• **Written problem**
Each line that includes the word "الله" counts once; give the total and nothing more.

(Extracted data entries)
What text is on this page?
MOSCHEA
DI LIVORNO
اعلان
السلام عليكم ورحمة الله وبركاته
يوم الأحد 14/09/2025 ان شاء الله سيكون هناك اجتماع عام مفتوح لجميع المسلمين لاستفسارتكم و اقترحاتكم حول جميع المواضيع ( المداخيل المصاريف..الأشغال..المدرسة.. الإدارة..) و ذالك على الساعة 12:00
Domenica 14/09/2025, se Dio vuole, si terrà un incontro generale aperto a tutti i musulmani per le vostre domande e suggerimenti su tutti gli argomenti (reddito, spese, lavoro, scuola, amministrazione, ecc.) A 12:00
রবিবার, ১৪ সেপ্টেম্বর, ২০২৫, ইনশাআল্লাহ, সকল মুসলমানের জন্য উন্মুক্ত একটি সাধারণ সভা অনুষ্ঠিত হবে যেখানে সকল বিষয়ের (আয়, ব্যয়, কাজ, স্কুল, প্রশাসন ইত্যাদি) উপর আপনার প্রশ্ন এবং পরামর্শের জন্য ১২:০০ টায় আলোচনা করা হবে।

• **Response for this exercise**
2